= Instructions for the task =
From the listing below, pick out each line with the word "拉郝使用規則版".

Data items
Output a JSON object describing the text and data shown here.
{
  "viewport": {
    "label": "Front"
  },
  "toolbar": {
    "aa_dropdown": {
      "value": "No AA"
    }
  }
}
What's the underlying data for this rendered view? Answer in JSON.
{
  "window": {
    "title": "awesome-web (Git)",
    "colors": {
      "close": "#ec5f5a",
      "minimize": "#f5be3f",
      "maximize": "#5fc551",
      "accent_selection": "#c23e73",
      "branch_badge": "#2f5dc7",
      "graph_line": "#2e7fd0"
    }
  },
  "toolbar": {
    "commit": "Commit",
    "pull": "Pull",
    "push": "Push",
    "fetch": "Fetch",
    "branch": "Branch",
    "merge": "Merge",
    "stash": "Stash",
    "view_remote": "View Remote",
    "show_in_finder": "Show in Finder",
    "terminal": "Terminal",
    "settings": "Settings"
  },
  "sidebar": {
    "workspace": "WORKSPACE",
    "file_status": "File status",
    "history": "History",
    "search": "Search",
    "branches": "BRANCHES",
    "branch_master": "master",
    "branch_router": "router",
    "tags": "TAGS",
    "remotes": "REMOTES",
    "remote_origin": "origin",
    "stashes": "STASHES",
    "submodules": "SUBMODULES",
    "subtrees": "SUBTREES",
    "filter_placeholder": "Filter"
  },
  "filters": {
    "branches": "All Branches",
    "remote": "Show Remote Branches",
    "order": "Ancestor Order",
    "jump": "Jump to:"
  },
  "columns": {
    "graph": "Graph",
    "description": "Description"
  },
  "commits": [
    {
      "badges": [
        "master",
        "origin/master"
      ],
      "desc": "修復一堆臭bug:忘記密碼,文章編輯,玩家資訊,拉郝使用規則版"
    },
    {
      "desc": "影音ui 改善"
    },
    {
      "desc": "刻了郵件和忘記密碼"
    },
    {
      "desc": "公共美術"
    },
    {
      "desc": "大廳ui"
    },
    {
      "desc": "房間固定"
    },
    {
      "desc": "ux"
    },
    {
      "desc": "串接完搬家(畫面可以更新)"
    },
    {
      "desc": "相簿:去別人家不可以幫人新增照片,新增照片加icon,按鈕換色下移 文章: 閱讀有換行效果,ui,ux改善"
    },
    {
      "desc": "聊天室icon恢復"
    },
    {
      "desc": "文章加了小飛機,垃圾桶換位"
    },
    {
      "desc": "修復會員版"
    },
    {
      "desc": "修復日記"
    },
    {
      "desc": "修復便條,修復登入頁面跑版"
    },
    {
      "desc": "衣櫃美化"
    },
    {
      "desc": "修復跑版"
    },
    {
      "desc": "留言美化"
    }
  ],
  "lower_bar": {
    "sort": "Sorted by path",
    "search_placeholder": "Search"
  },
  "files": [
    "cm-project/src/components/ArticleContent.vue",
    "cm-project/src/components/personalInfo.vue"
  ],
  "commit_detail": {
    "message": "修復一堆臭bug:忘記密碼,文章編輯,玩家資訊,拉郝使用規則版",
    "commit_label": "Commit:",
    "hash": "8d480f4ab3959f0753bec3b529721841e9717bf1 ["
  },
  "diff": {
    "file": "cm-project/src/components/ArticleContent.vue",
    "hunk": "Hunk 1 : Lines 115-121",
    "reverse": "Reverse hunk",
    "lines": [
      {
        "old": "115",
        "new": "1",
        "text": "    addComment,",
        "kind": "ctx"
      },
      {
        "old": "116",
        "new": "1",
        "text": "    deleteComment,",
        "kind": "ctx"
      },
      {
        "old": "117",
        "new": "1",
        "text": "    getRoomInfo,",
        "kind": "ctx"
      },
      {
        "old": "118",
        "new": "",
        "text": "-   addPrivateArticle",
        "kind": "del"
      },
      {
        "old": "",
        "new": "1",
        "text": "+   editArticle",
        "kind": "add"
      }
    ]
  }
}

= The solution =
      "desc": "修復一堆臭bug:忘記密碼,文章編輯,玩家資訊,拉郝使用規則版"
    "message": "修復一堆臭bug:忘記密碼,文章編輯,玩家資訊,拉郝使用規則版",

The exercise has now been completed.